> PROBLEM TO SOLVE
Scan the entries below. List each line with "text".

> DATA SUPPLIED
-----
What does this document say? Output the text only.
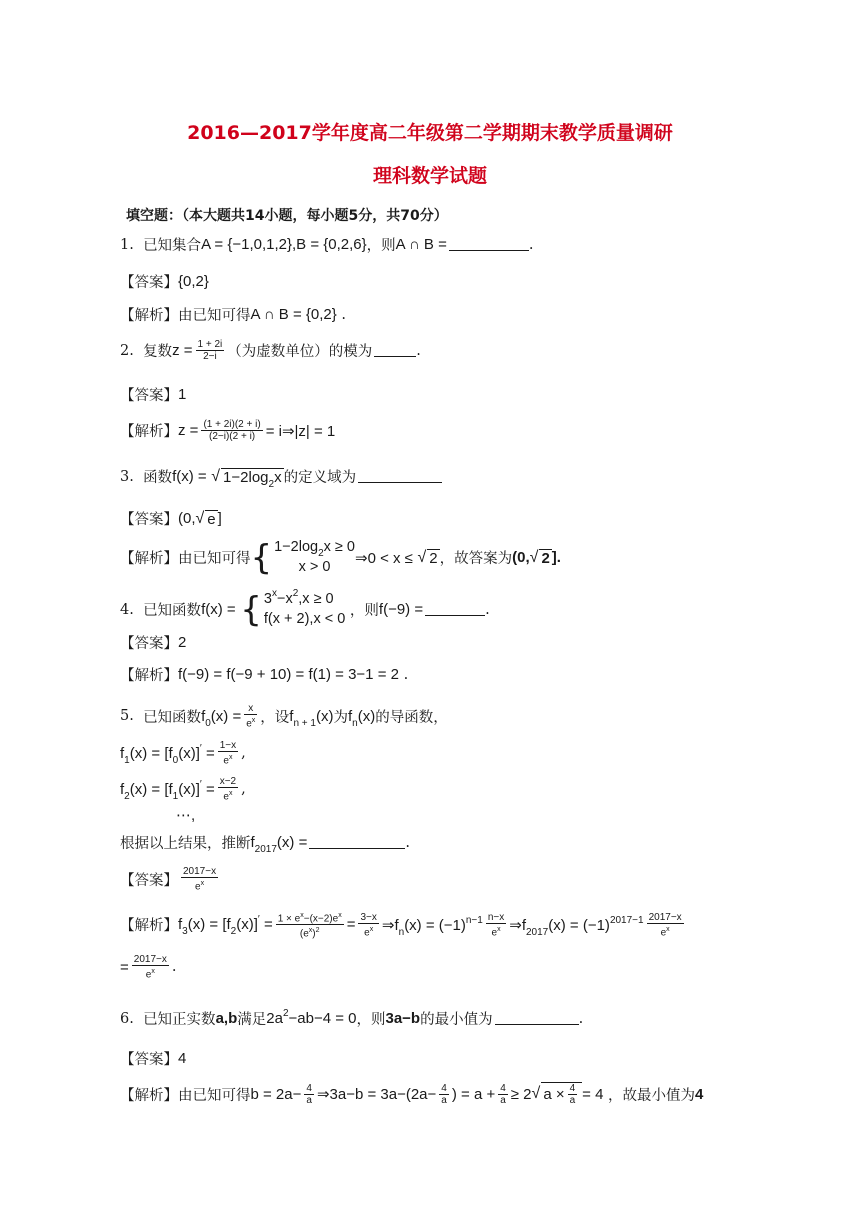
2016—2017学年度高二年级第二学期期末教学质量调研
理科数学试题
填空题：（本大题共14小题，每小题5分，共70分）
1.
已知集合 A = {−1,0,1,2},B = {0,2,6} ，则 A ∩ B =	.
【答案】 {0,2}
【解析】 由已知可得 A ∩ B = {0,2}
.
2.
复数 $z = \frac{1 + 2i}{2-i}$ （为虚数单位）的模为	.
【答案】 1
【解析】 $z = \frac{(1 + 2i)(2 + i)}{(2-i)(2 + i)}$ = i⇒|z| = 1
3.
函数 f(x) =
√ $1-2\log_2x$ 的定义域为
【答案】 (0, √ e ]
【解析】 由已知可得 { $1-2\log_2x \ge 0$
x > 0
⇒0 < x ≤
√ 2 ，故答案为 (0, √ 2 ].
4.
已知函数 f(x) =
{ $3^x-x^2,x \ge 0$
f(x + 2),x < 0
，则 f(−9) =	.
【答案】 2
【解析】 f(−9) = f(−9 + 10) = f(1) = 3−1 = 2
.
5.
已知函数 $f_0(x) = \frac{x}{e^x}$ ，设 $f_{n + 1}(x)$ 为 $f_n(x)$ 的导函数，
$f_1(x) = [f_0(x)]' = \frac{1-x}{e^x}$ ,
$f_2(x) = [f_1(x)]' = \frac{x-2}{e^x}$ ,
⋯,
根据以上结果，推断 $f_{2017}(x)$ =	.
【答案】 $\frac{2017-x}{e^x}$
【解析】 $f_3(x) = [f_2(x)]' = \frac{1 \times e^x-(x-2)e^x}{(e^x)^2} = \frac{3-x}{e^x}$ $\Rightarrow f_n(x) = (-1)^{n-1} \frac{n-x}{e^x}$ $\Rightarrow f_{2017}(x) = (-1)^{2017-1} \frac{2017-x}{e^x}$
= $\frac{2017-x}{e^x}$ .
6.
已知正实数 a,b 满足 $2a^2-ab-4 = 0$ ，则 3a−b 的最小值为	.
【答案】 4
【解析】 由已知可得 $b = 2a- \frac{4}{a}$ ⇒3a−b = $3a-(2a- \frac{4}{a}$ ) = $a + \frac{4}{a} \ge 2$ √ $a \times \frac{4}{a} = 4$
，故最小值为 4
-----
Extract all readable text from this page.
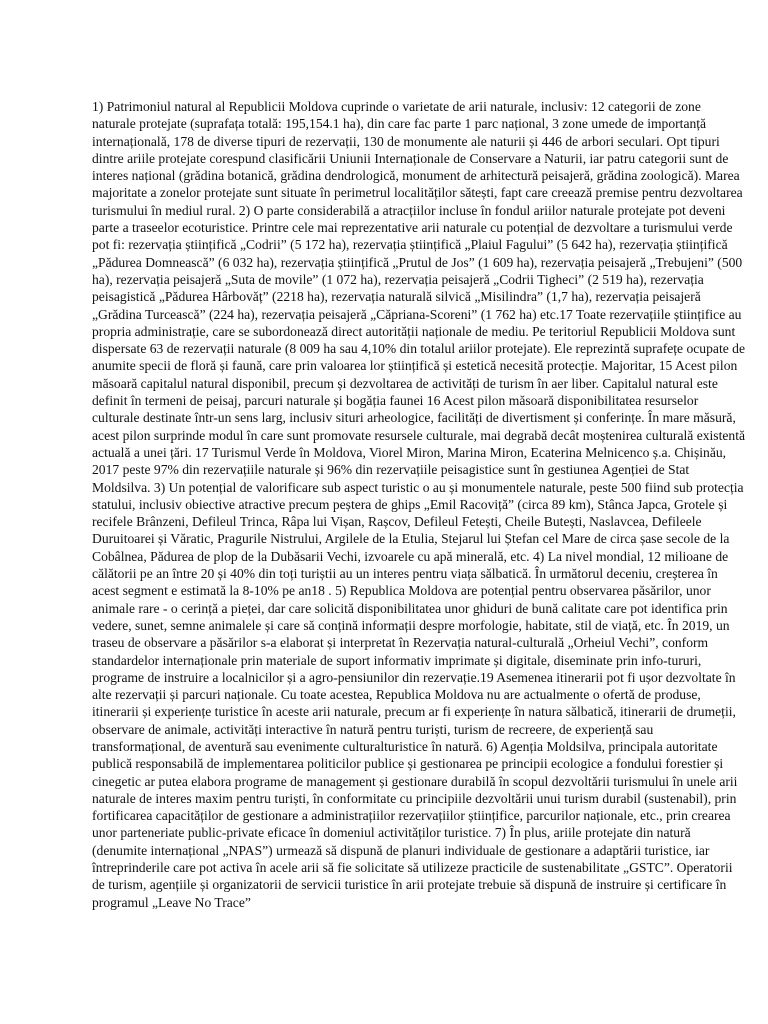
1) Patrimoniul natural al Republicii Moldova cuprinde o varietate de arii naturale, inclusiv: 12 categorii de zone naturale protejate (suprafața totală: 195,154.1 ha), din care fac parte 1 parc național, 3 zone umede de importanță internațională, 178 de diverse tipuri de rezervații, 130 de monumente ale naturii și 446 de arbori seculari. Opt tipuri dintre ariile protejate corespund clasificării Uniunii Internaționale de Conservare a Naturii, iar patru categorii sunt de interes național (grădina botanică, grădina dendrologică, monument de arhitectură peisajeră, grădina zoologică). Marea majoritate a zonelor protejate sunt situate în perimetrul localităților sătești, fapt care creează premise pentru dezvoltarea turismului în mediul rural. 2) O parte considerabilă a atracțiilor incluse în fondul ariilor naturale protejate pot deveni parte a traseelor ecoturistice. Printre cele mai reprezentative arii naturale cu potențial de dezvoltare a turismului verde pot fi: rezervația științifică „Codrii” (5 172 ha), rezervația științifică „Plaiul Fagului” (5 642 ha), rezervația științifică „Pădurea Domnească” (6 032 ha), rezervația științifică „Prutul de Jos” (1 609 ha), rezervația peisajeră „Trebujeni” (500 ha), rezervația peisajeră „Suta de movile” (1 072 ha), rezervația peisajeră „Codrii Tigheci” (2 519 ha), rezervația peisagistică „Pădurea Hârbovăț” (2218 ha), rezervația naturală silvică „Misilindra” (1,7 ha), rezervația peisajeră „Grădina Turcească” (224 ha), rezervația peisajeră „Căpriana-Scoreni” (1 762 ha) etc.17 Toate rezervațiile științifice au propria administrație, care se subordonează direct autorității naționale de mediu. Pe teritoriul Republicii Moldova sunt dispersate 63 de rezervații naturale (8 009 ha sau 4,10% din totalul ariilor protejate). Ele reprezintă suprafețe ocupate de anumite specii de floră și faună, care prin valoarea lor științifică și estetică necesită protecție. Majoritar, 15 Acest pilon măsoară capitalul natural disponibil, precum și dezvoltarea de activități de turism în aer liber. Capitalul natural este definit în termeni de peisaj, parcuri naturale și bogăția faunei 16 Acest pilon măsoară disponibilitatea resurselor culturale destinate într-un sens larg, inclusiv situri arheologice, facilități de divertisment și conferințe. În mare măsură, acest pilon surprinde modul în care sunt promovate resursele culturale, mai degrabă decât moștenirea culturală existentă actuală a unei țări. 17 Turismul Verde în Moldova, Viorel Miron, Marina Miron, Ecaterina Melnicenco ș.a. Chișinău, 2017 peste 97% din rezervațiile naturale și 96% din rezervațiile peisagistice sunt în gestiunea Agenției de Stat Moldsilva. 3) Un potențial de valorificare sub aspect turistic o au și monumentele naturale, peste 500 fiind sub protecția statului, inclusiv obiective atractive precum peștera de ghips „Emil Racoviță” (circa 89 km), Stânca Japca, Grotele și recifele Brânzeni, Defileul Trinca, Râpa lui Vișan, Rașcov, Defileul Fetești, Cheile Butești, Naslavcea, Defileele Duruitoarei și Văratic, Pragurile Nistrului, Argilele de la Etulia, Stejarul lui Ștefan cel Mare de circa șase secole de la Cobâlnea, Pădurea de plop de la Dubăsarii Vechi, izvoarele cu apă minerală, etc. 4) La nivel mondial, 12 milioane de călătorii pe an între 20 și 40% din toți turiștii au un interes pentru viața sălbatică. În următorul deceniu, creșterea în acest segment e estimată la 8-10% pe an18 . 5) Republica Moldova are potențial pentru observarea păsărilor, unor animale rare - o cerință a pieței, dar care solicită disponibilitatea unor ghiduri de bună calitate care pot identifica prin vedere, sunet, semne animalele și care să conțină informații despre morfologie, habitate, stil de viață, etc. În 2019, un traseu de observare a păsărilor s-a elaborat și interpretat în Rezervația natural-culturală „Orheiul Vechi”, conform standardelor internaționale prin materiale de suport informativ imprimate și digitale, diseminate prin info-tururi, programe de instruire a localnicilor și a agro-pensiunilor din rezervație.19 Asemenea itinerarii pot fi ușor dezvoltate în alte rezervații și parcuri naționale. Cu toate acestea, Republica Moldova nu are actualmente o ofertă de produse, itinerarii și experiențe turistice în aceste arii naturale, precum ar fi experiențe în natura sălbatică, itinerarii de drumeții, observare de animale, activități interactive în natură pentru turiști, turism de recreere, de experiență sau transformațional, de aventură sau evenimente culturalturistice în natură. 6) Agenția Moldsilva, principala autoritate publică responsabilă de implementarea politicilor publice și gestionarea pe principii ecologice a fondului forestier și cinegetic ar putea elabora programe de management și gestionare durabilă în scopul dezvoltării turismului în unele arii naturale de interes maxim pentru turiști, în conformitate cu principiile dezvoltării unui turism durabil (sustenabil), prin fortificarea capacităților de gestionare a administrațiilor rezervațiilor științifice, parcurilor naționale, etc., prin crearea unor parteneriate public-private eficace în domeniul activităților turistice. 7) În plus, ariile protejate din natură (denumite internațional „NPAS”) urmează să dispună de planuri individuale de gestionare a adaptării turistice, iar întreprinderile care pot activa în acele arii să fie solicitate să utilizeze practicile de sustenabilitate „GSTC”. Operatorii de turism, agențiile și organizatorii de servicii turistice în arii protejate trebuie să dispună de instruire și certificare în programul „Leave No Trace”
-----
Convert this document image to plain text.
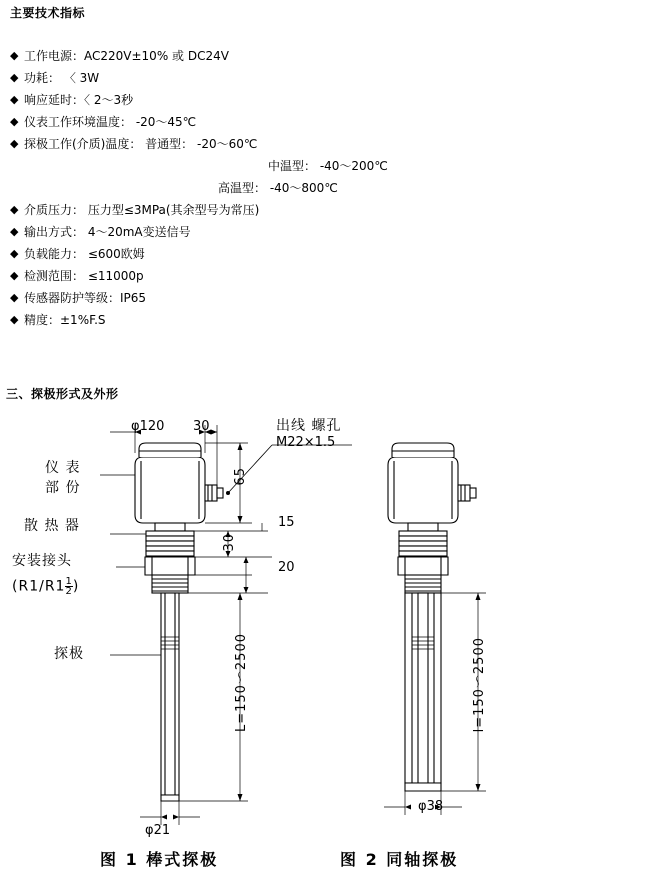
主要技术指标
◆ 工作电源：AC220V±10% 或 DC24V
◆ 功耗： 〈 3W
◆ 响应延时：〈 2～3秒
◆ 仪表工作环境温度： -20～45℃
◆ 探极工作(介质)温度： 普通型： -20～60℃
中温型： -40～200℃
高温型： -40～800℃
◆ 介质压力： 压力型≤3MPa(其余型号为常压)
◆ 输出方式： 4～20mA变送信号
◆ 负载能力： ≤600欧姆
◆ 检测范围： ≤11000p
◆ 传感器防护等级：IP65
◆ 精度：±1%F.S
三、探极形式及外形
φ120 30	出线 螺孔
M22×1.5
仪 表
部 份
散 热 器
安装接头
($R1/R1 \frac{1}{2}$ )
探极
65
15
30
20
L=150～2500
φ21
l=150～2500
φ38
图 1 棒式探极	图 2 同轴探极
-----
> WRITTEN ANSWER
What does this document say? Output the text only.
Extract all readable text from this page.
Convert this document image to plain text.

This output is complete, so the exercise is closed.